_Records:_
▼▼▼

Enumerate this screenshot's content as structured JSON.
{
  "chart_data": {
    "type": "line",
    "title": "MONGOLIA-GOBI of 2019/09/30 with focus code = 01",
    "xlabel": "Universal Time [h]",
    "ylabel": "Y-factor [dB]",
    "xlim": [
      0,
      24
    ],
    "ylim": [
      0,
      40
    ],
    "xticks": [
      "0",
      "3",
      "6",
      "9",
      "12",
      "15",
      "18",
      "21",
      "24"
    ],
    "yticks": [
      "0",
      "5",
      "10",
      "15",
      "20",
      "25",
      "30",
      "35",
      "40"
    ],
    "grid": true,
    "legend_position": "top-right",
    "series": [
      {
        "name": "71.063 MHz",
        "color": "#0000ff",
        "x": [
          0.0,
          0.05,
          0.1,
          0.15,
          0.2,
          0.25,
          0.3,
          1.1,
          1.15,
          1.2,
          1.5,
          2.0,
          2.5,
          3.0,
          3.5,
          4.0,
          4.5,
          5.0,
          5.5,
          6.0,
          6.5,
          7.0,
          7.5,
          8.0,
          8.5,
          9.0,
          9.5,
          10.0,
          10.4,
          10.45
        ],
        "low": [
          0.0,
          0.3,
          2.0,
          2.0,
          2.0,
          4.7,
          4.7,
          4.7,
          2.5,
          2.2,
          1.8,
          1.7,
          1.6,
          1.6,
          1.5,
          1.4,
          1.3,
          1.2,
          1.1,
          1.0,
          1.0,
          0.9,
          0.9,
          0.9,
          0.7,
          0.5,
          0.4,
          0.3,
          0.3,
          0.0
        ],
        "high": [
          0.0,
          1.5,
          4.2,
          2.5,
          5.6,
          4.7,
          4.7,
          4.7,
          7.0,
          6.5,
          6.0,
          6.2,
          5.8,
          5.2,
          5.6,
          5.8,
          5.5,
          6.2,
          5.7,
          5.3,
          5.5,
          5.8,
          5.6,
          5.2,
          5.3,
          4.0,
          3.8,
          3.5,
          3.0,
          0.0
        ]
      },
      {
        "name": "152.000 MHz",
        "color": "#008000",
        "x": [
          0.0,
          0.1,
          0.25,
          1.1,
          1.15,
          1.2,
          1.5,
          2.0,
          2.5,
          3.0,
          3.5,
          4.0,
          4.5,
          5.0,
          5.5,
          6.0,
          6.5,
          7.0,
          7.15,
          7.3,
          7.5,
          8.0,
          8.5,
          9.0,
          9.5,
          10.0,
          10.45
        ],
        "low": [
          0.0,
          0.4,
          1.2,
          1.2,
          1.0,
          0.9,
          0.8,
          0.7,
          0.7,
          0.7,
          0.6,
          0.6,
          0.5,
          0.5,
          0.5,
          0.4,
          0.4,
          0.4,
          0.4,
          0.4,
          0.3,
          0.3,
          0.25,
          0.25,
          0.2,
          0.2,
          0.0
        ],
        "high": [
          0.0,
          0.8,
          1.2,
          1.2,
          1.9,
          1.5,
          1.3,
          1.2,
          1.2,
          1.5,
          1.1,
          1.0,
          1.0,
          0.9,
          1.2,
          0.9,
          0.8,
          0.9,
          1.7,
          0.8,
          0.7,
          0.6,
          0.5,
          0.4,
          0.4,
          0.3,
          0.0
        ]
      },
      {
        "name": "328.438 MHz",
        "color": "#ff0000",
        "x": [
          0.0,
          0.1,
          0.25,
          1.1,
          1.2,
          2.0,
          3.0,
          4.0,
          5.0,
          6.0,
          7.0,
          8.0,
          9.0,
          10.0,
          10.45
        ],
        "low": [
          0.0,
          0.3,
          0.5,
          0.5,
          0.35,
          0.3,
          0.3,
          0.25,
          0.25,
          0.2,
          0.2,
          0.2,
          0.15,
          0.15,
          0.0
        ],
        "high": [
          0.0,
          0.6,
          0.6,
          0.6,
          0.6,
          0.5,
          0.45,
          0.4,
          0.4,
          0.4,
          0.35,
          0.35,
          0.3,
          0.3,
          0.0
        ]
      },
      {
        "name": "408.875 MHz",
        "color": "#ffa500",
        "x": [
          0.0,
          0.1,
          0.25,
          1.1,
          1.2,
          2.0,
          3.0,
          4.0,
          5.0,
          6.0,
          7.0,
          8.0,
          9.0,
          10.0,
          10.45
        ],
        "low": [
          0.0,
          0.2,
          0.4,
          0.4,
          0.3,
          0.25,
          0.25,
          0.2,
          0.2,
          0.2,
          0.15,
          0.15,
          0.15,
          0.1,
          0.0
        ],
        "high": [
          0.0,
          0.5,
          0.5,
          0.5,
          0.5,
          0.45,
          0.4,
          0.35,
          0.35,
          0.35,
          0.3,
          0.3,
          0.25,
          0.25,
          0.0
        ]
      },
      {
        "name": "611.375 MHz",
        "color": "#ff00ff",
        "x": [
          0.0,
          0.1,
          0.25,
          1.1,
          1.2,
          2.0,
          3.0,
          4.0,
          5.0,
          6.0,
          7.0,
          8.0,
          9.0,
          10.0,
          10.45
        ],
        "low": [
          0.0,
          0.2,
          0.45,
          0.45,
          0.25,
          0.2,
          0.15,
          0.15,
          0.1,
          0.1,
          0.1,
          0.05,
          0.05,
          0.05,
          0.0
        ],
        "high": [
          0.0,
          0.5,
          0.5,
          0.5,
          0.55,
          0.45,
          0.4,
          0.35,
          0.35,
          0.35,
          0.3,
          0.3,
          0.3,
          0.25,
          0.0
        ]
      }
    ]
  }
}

▲▲▲

_Challenge:_ Filter the records down to the lines that contain the string "name", and copy those lines.

_Task answer:_
        "name": "71.063 MHz",
        "name": "152.000 MHz",
        "name": "328.438 MHz",
        "name": "408.875 MHz",
        "name": "611.375 MHz",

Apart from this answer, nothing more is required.